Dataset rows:
=-=-=-=-=
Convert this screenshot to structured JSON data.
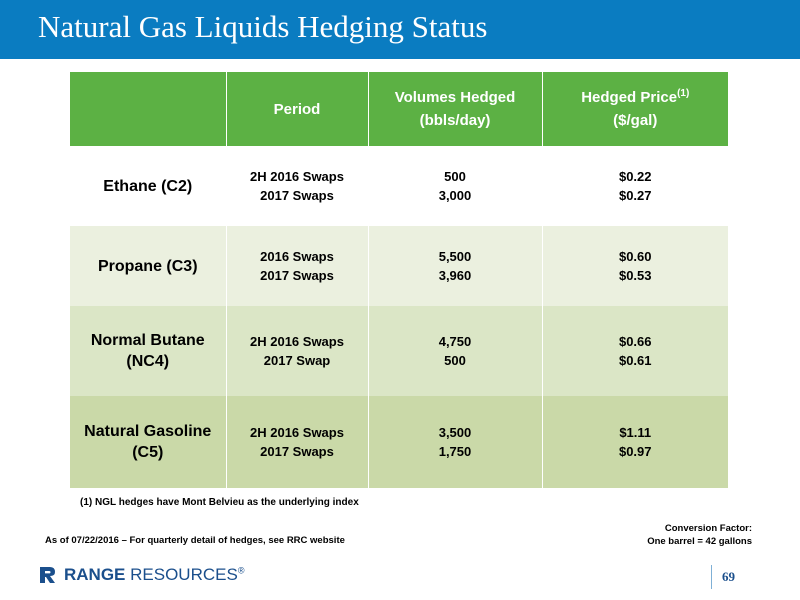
{
  "title": "Natural Gas Liquids Hedging Status",
  "table": {
    "headers": {
      "commodity": "",
      "period": "Period",
      "volumes_line1": "Volumes Hedged",
      "volumes_line2": "(bbls/day)",
      "price_line1": "Hedged Price",
      "price_sup": "(1)",
      "price_line2": "($/gal)"
    },
    "rows": [
      {
        "commodity_line1": "Ethane (C2)",
        "commodity_line2": "",
        "periods": [
          "2H 2016 Swaps",
          "2017 Swaps"
        ],
        "volumes": [
          "500",
          "3,000"
        ],
        "prices": [
          "$0.22",
          "$0.27"
        ]
      },
      {
        "commodity_line1": "Propane (C3)",
        "commodity_line2": "",
        "periods": [
          "2016 Swaps",
          "2017 Swaps"
        ],
        "volumes": [
          "5,500",
          "3,960"
        ],
        "prices": [
          "$0.60",
          "$0.53"
        ]
      },
      {
        "commodity_line1": "Normal Butane",
        "commodity_line2": "(NC4)",
        "periods": [
          "2H 2016 Swaps",
          "2017 Swap"
        ],
        "volumes": [
          "4,750",
          "500"
        ],
        "prices": [
          "$0.66",
          "$0.61"
        ]
      },
      {
        "commodity_line1": "Natural Gasoline",
        "commodity_line2": "(C5)",
        "periods": [
          "2H 2016 Swaps",
          "2017 Swaps"
        ],
        "volumes": [
          "3,500",
          "1,750"
        ],
        "prices": [
          "$1.11",
          "$0.97"
        ]
      }
    ]
  },
  "footnote": "(1) NGL hedges have Mont Belvieu as the underlying index",
  "as_of": "As of 07/22/2016 – For quarterly detail of hedges, see RRC website",
  "conversion": {
    "line1": "Conversion Factor:",
    "line2": "One barrel = 42 gallons"
  },
  "logo": {
    "text_bold": "RANGE",
    "text_rest": " RESOURCES",
    "mark": "®",
    "icon": "range-resources-logo-icon"
  },
  "page_number": "69",
  "colors": {
    "title_bar": "#0a7cc1",
    "header": "#5cb144",
    "row1": "#ffffff",
    "row2": "#ebf0df",
    "row3": "#dbe6c6",
    "row4": "#cad9a8",
    "logo": "#1b4f8c"
  }
}
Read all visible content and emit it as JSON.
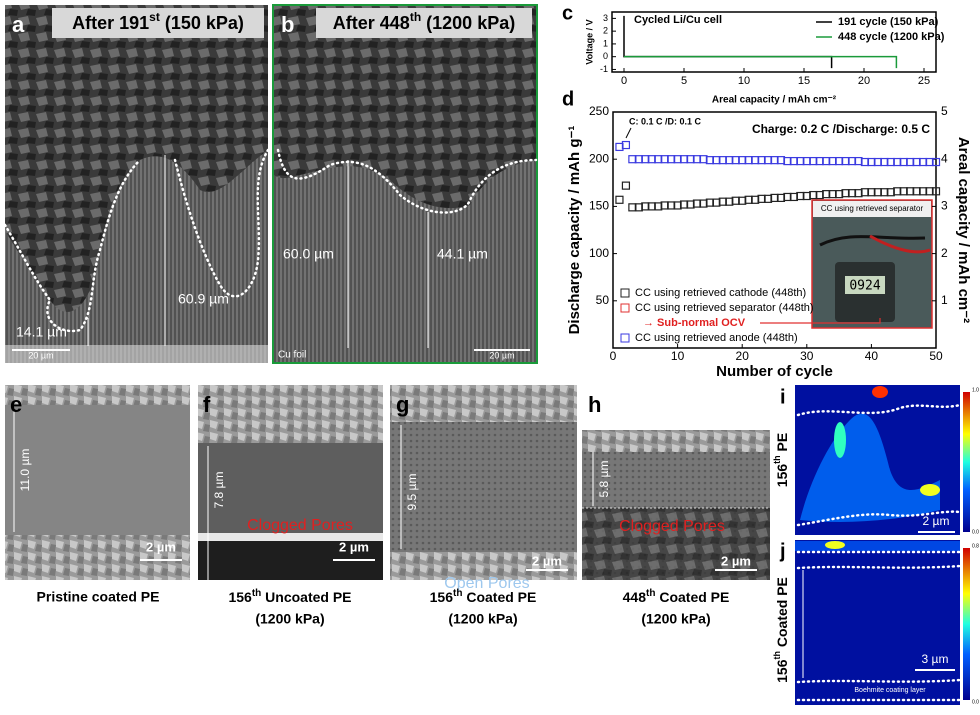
=-=-=-=-=
_What is expected_
Restate the whole listing above exactly, except for its images.

_The completed task_
Convert this screenshot to structured JSON data.
{
  "title": "Natural Gas Liquids Hedging Status",
  "table": {
    "headers": {
      "commodity": "",
      "period": "Period",
      "volumes_line1": "Volumes Hedged",
      "volumes_line2": "(bbls/day)",
      "price_line1": "Hedged Price",
      "price_sup": "(1)",
      "price_line2": "($/gal)"
    },
    "rows": [
      {
        "commodity_line1": "Ethane (C2)",
        "commodity_line2": "",
        "periods": [
          "2H 2016 Swaps",
          "2017 Swaps"
        ],
        "volumes": [
          "500",
          "3,000"
        ],
        "prices": [
          "$0.22",
          "$0.27"
        ]
      },
      {
        "commodity_line1": "Propane (C3)",
        "commodity_line2": "",
        "periods": [
          "2016 Swaps",
          "2017 Swaps"
        ],
        "volumes": [
          "5,500",
          "3,960"
        ],
        "prices": [
          "$0.60",
          "$0.53"
        ]
      },
      {
        "commodity_line1": "Normal Butane",
        "commodity_line2": "(NC4)",
        "periods": [
          "2H 2016 Swaps",
          "2017 Swap"
        ],
        "volumes": [
          "4,750",
          "500"
        ],
        "prices": [
          "$0.66",
          "$0.61"
        ]
      },
      {
        "commodity_line1": "Natural Gasoline",
        "commodity_line2": "(C5)",
        "periods": [
          "2H 2016 Swaps",
          "2017 Swaps"
        ],
        "volumes": [
          "3,500",
          "1,750"
        ],
        "prices": [
          "$1.11",
          "$0.97"
        ]
      }
    ]
  },
  "footnote": "(1) NGL hedges have Mont Belvieu as the underlying index",
  "as_of": "As of 07/22/2016 – For quarterly detail of hedges, see RRC website",
  "conversion": {
    "line1": "Conversion Factor:",
    "line2": "One barrel = 42 gallons"
  },
  "logo": {
    "text_bold": "RANGE",
    "text_rest": " RESOURCES",
    "mark": "®",
    "icon": "range-resources-logo-icon"
  },
  "page_number": "69",
  "colors": {
    "title_bar": "#0a7cc1",
    "header": "#5cb144",
    "row1": "#ffffff",
    "row2": "#ebf0df",
    "row3": "#dbe6c6",
    "row4": "#cad9a8",
    "logo": "#1b4f8c"
  }
}
Read all visible content and emit it as JSON.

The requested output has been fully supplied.